Rewrite all the items below as a numbered list, leaving out any blank lines.

Element placement data:
┄┄┄┄┄┄┄┄┄┄

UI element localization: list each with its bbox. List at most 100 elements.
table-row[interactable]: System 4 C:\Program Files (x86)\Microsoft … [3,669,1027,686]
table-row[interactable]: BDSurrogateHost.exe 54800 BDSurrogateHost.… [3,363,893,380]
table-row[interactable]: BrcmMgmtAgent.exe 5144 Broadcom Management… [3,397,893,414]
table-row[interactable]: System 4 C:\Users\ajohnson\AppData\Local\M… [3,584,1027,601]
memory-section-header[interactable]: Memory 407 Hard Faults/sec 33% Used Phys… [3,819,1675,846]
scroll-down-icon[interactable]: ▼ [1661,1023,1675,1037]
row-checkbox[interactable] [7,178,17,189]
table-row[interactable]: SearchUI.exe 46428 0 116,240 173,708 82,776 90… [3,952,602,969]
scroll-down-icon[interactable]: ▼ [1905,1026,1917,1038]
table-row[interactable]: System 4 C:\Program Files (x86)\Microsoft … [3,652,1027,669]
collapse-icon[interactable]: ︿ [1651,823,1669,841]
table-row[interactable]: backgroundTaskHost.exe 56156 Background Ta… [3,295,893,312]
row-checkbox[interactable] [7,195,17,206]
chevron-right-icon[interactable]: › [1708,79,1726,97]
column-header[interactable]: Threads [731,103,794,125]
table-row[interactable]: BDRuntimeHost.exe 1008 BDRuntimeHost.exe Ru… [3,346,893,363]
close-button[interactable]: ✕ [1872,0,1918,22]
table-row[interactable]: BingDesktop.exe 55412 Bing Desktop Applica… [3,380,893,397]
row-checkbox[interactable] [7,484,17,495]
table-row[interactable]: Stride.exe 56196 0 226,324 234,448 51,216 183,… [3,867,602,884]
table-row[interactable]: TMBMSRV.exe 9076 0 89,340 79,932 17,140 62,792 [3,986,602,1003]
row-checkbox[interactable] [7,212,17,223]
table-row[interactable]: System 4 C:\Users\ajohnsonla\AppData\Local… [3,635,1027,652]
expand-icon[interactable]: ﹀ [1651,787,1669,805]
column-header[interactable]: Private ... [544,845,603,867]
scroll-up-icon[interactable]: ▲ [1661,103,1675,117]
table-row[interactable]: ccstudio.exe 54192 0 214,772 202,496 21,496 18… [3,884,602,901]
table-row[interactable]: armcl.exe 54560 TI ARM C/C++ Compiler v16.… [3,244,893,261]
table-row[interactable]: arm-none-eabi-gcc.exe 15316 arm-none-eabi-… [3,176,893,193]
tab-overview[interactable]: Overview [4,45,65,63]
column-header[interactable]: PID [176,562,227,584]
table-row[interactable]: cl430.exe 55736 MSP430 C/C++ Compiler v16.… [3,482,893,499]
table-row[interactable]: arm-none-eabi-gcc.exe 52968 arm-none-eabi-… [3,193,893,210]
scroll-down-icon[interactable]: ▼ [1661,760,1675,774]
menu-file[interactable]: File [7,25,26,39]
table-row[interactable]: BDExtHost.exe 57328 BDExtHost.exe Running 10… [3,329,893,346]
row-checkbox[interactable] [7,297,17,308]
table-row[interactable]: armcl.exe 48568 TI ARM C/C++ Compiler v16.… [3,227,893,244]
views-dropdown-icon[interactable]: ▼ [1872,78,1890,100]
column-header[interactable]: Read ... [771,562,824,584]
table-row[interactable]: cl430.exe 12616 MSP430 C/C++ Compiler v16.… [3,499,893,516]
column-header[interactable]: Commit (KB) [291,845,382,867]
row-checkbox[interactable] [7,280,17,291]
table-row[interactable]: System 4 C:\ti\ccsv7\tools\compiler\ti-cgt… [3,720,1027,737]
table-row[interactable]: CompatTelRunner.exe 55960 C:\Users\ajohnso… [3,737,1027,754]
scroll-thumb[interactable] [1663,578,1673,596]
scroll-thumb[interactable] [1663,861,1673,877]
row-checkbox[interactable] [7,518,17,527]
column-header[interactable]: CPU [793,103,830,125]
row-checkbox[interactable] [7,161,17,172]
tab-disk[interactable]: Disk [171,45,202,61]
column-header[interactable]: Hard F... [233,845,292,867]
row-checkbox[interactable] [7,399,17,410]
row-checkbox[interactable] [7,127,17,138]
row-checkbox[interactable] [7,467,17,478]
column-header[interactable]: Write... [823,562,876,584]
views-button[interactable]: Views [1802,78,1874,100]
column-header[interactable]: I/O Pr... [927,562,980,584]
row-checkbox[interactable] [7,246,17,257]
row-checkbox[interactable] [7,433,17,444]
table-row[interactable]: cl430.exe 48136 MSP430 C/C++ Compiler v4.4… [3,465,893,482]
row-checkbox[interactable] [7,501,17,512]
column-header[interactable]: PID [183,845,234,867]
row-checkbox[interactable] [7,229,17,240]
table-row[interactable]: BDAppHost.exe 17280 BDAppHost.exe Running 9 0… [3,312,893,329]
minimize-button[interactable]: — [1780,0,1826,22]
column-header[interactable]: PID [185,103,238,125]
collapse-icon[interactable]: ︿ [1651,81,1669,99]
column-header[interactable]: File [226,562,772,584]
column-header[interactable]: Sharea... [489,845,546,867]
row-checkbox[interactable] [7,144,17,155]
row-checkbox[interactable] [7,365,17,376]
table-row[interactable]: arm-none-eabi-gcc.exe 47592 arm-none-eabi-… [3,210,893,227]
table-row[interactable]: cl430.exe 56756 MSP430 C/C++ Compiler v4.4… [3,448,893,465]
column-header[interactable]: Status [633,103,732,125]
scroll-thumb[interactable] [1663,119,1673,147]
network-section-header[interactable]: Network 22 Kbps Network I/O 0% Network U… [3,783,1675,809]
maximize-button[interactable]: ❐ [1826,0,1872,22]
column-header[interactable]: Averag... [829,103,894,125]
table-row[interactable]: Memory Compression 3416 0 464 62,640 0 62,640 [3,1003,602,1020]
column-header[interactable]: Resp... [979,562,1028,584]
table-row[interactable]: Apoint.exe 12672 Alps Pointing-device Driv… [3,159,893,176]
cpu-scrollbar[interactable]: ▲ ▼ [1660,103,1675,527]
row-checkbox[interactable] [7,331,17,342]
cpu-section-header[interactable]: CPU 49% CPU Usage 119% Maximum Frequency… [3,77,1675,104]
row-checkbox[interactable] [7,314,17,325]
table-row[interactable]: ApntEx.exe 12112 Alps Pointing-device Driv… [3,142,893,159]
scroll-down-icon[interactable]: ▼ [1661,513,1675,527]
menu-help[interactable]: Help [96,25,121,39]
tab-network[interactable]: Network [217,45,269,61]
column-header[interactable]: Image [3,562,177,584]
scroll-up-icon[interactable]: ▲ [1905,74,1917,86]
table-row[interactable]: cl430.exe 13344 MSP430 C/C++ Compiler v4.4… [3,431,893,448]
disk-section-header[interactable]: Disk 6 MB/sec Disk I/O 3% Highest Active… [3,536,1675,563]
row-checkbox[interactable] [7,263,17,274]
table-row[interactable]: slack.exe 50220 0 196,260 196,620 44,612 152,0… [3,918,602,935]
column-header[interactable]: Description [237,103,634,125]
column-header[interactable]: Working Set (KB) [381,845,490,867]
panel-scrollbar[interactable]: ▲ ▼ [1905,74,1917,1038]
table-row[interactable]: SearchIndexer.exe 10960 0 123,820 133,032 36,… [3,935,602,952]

┄┄┄┄┄┄┄┄┄┄

_Correct output:_
1. UI element localization: list each with its bbox. List at most 100 elements.
2. table-row[interactable]: System 4 C:\Program Files (x86)\Microsoft … [3,669,1027,686]
3. table-row[interactable]: BDSurrogateHost.exe 54800 BDSurrogateHost.… [3,363,893,380]
4. table-row[interactable]: BrcmMgmtAgent.exe 5144 Broadcom Management… [3,397,893,414]
5. table-row[interactable]: System 4 C:\Users\ajohnson\AppData\Local\M… [3,584,1027,601]
6. memory-section-header[interactable]: Memory 407 Hard Faults/sec 33% Used Phys… [3,819,1675,846]
7. scroll-down-icon[interactable]: ▼ [1661,1023,1675,1037]
8. row-checkbox[interactable] [7,178,17,189]
9. table-row[interactable]: SearchUI.exe 46428 0 116,240 173,708 82,776 90… [3,952,602,969]
10. scroll-down-icon[interactable]: ▼ [1905,1026,1917,1038]
11. table-row[interactable]: System 4 C:\Program Files (x86)\Microsoft … [3,652,1027,669]
12. collapse-icon[interactable]: ︿ [1651,823,1669,841]
13. table-row[interactable]: backgroundTaskHost.exe 56156 Background Ta… [3,295,893,312]
14. row-checkbox[interactable] [7,195,17,206]
15. chevron-right-icon[interactable]: › [1708,79,1726,97]
16. column-header[interactable]: Threads [731,103,794,125]
17. table-row[interactable]: BDRuntimeHost.exe 1008 BDRuntimeHost.exe Ru… [3,346,893,363]
18. close-button[interactable]: ✕ [1872,0,1918,22]
19. table-row[interactable]: BingDesktop.exe 55412 Bing Desktop Applica… [3,380,893,397]
20. row-checkbox[interactable] [7,484,17,495]
21. table-row[interactable]: Stride.exe 56196 0 226,324 234,448 51,216 183,… [3,867,602,884]
22. table-row[interactable]: TMBMSRV.exe 9076 0 89,340 79,932 17,140 62,792 [3,986,602,1003]
23. row-checkbox[interactable] [7,212,17,223]
24. table-row[interactable]: System 4 C:\Users\ajohnsonla\AppData\Local… [3,635,1027,652]
25. expand-icon[interactable]: ﹀ [1651,787,1669,805]
26. column-header[interactable]: Private ... [544,845,603,867]
27. scroll-up-icon[interactable]: ▲ [1661,103,1675,117]
28. table-row[interactable]: ccstudio.exe 54192 0 214,772 202,496 21,496 18… [3,884,602,901]
29. table-row[interactable]: armcl.exe 54560 TI ARM C/C++ Compiler v16.… [3,244,893,261]
30. table-row[interactable]: arm-none-eabi-gcc.exe 15316 arm-none-eabi-… [3,176,893,193]
31. tab-overview[interactable]: Overview [4,45,65,63]
32. column-header[interactable]: PID [176,562,227,584]
33. table-row[interactable]: cl430.exe 55736 MSP430 C/C++ Compiler v16.… [3,482,893,499]
34. table-row[interactable]: arm-none-eabi-gcc.exe 52968 arm-none-eabi-… [3,193,893,210]
35. scroll-down-icon[interactable]: ▼ [1661,760,1675,774]
36. menu-file[interactable]: File [7,25,26,39]
37. table-row[interactable]: BDExtHost.exe 57328 BDExtHost.exe Running 10… [3,329,893,346]
38. row-checkbox[interactable] [7,297,17,308]
39. table-row[interactable]: armcl.exe 48568 TI ARM C/C++ Compiler v16.… [3,227,893,244]
40. views-dropdown-icon[interactable]: ▼ [1872,78,1890,100]
41. column-header[interactable]: Read ... [771,562,824,584]
42. table-row[interactable]: cl430.exe 12616 MSP430 C/C++ Compiler v16.… [3,499,893,516]
43. column-header[interactable]: Commit (KB) [291,845,382,867]
44. row-checkbox[interactable] [7,280,17,291]
45. table-row[interactable]: System 4 C:\ti\ccsv7\tools\compiler\ti-cgt… [3,720,1027,737]
46. table-row[interactable]: CompatTelRunner.exe 55960 C:\Users\ajohnso… [3,737,1027,754]
47. scroll-thumb[interactable] [1663,578,1673,596]
48. scroll-thumb[interactable] [1663,861,1673,877]
49. row-checkbox[interactable] [7,518,17,527]
50. column-header[interactable]: CPU [793,103,830,125]
51. row-checkbox[interactable] [7,161,17,172]
52. tab-disk[interactable]: Disk [171,45,202,61]
53. column-header[interactable]: Hard F... [233,845,292,867]
54. row-checkbox[interactable] [7,399,17,410]
55. row-checkbox[interactable] [7,127,17,138]
56. row-checkbox[interactable] [7,467,17,478]
57. column-header[interactable]: Write... [823,562,876,584]
58. views-button[interactable]: Views [1802,78,1874,100]
59. column-header[interactable]: I/O Pr... [927,562,980,584]
60. row-checkbox[interactable] [7,246,17,257]
61. row-checkbox[interactable] [7,433,17,444]
62. table-row[interactable]: cl430.exe 48136 MSP430 C/C++ Compiler v4.4… [3,465,893,482]
63. row-checkbox[interactable] [7,501,17,512]
64. column-header[interactable]: PID [183,845,234,867]
65. row-checkbox[interactable] [7,229,17,240]
66. table-row[interactable]: BDAppHost.exe 17280 BDAppHost.exe Running 9 0… [3,312,893,329]
67. minimize-button[interactable]: — [1780,0,1826,22]
68. column-header[interactable]: PID [185,103,238,125]
69. collapse-icon[interactable]: ︿ [1651,81,1669,99]
70. column-header[interactable]: File [226,562,772,584]
71. column-header[interactable]: Sharea... [489,845,546,867]
72. row-checkbox[interactable] [7,144,17,155]
73. row-checkbox[interactable] [7,365,17,376]
74. table-row[interactable]: arm-none-eabi-gcc.exe 47592 arm-none-eabi-… [3,210,893,227]
75. table-row[interactable]: cl430.exe 56756 MSP430 C/C++ Compiler v4.4… [3,448,893,465]
76. column-header[interactable]: Status [633,103,732,125]
77. scroll-thumb[interactable] [1663,119,1673,147]
78. network-section-header[interactable]: Network 22 Kbps Network I/O 0% Network U… [3,783,1675,809]
79. maximize-button[interactable]: ❐ [1826,0,1872,22]
80. column-header[interactable]: Averag... [829,103,894,125]
81. table-row[interactable]: Memory Compression 3416 0 464 62,640 0 62,640 [3,1003,602,1020]
82. column-header[interactable]: Resp... [979,562,1028,584]
83. table-row[interactable]: Apoint.exe 12672 Alps Pointing-device Driv… [3,159,893,176]
84. cpu-scrollbar[interactable]: ▲ ▼ [1660,103,1675,527]
85. row-checkbox[interactable] [7,331,17,342]
86. cpu-section-header[interactable]: CPU 49% CPU Usage 119% Maximum Frequency… [3,77,1675,104]
87. row-checkbox[interactable] [7,314,17,325]
88. table-row[interactable]: ApntEx.exe 12112 Alps Pointing-device Driv… [3,142,893,159]
89. scroll-down-icon[interactable]: ▼ [1661,513,1675,527]
90. menu-help[interactable]: Help [96,25,121,39]
91. tab-network[interactable]: Network [217,45,269,61]
92. column-header[interactable]: Image [3,562,177,584]
93. scroll-up-icon[interactable]: ▲ [1905,74,1917,86]
94. table-row[interactable]: cl430.exe 13344 MSP430 C/C++ Compiler v4.4… [3,431,893,448]
95. disk-section-header[interactable]: Disk 6 MB/sec Disk I/O 3% Highest Active… [3,536,1675,563]
96. row-checkbox[interactable] [7,263,17,274]
97. table-row[interactable]: slack.exe 50220 0 196,260 196,620 44,612 152,0… [3,918,602,935]
98. column-header[interactable]: Description [237,103,634,125]
99. column-header[interactable]: Working Set (KB) [381,845,490,867]
100. panel-scrollbar[interactable]: ▲ ▼ [1905,74,1917,1038]
101. table-row[interactable]: SearchIndexer.exe 10960 0 123,820 133,032 36,… [3,935,602,952]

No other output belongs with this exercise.